**Do this**
Locate every line in the material below that has the word "label". Copy each of those lines.
** begin The records **
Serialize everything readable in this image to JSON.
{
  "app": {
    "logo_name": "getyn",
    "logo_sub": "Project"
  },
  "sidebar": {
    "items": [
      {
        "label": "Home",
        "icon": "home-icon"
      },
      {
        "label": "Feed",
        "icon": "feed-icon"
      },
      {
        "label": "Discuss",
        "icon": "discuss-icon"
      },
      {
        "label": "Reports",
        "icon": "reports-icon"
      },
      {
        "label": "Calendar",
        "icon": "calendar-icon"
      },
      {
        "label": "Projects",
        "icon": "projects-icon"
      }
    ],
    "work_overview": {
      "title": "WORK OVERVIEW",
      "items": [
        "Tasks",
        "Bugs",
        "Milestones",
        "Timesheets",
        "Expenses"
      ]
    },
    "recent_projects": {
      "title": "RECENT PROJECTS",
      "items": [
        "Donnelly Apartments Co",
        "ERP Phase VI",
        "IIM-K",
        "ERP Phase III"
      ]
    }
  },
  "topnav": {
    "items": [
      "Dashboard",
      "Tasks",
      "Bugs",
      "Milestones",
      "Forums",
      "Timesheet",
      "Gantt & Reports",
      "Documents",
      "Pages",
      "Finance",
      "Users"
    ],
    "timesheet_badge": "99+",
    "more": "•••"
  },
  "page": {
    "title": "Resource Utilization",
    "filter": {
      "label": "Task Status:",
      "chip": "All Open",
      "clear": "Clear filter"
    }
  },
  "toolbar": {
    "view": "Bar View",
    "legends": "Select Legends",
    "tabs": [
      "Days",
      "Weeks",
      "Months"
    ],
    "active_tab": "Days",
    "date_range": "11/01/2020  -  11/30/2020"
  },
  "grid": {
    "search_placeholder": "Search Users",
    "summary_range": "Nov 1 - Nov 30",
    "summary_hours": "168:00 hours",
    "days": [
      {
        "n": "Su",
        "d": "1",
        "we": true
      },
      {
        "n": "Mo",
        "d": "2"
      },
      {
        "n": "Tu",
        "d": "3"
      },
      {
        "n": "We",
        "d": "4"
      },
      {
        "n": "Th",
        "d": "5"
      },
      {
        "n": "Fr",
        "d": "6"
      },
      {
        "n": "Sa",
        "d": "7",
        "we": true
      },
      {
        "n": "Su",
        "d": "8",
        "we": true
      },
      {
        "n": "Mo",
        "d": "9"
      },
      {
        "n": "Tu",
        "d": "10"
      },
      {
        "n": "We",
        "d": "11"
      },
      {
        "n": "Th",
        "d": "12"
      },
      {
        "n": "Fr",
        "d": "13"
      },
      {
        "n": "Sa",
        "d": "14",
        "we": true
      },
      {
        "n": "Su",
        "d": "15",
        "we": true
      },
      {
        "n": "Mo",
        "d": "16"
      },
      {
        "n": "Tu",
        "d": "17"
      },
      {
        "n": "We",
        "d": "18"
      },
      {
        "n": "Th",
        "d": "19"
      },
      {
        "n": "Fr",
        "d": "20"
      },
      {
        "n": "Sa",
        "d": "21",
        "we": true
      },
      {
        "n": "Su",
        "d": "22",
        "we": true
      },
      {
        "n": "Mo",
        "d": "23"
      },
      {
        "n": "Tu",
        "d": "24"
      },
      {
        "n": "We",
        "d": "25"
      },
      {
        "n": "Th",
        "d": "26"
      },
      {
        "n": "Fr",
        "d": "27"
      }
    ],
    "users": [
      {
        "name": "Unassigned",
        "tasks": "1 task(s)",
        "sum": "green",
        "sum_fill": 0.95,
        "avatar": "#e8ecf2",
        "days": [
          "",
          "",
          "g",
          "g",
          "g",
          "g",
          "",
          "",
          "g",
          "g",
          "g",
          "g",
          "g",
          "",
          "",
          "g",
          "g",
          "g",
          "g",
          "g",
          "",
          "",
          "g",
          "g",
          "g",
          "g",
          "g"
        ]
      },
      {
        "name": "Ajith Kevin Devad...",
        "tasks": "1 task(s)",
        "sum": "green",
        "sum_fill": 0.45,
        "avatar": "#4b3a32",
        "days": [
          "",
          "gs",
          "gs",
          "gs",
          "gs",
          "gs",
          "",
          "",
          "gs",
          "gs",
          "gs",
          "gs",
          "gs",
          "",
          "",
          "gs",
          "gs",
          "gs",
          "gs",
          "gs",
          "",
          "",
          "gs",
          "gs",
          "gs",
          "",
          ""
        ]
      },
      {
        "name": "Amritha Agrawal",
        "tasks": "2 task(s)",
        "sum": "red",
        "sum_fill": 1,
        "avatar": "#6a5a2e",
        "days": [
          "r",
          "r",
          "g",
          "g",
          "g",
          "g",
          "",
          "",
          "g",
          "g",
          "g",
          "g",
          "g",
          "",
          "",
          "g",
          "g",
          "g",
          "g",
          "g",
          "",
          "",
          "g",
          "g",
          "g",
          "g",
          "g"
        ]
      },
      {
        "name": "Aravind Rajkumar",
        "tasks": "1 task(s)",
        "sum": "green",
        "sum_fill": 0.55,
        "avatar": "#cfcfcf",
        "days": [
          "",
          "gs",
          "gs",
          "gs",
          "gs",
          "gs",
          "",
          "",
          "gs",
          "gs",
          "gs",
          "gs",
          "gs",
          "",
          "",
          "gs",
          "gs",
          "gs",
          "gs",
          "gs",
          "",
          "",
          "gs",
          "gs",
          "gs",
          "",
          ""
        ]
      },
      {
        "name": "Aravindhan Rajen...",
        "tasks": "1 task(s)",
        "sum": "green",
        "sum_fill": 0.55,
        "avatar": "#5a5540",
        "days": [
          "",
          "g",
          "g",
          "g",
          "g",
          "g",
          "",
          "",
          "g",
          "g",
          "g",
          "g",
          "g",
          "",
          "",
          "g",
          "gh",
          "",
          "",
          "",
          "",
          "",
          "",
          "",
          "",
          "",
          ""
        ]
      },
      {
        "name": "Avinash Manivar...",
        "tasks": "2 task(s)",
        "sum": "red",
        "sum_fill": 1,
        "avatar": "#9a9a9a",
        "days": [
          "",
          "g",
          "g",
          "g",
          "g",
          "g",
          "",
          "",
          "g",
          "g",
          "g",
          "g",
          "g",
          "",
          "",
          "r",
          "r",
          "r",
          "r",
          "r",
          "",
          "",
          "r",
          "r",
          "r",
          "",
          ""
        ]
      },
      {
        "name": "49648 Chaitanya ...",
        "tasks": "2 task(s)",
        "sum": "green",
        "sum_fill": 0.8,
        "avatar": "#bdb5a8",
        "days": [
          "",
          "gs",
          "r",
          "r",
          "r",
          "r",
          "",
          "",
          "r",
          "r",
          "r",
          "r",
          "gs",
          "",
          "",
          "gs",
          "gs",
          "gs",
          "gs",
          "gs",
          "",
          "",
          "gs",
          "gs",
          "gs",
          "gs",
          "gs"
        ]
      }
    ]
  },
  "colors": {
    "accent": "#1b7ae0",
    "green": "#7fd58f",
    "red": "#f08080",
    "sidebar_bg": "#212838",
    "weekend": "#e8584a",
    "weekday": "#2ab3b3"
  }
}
** end The records **
**Result of this exercise**
        "label": "Home",
        "label": "Feed",
        "label": "Discuss",
        "label": "Reports",
        "label": "Calendar",
        "label": "Projects",
      "label": "Task Status:",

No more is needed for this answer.